======== Data

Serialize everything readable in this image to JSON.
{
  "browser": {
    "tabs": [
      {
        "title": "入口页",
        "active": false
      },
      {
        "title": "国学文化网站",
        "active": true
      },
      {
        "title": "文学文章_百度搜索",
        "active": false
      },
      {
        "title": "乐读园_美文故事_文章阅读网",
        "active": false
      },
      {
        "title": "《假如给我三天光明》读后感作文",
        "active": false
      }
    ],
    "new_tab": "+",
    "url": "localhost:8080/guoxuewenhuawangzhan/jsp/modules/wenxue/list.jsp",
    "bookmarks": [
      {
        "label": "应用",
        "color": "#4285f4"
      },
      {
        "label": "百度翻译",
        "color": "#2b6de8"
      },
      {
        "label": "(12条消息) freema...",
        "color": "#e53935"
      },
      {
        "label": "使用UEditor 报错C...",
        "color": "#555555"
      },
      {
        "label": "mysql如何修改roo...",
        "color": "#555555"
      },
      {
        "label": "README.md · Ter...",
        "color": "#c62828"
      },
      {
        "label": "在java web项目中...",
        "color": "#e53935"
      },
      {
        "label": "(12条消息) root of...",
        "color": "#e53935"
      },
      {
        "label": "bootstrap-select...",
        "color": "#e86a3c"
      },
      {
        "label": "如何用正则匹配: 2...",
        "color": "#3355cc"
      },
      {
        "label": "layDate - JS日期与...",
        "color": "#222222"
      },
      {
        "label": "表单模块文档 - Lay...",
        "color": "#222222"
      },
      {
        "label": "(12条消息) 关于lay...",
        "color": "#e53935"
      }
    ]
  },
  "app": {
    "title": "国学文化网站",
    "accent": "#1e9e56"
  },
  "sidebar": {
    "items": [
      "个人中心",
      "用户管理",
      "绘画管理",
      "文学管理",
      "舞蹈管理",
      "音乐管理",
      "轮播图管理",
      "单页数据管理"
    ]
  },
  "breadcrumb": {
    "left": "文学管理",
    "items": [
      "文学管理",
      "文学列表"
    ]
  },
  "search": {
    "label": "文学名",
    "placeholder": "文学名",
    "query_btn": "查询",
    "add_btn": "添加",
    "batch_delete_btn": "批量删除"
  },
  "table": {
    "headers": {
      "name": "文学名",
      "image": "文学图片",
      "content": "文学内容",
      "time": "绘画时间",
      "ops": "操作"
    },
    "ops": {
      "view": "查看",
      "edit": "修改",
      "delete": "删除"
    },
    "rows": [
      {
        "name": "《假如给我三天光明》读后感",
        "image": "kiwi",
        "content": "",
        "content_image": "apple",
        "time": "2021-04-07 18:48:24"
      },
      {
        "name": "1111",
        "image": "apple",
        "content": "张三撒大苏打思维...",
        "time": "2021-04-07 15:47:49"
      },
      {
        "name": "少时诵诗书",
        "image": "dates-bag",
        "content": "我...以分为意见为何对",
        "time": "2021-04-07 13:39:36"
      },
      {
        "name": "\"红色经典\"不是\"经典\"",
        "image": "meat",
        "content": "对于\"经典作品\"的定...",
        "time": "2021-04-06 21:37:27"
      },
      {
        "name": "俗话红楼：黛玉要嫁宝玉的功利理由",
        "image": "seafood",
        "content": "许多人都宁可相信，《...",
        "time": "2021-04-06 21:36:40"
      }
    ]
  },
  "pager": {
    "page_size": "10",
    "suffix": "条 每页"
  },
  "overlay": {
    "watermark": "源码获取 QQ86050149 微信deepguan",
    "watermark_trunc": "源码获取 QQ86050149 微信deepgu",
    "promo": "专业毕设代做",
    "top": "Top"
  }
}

================

» **Objective**
Report how many lines of the listing hold the string "title", giving only the number.

» **Solution to this exercise**
6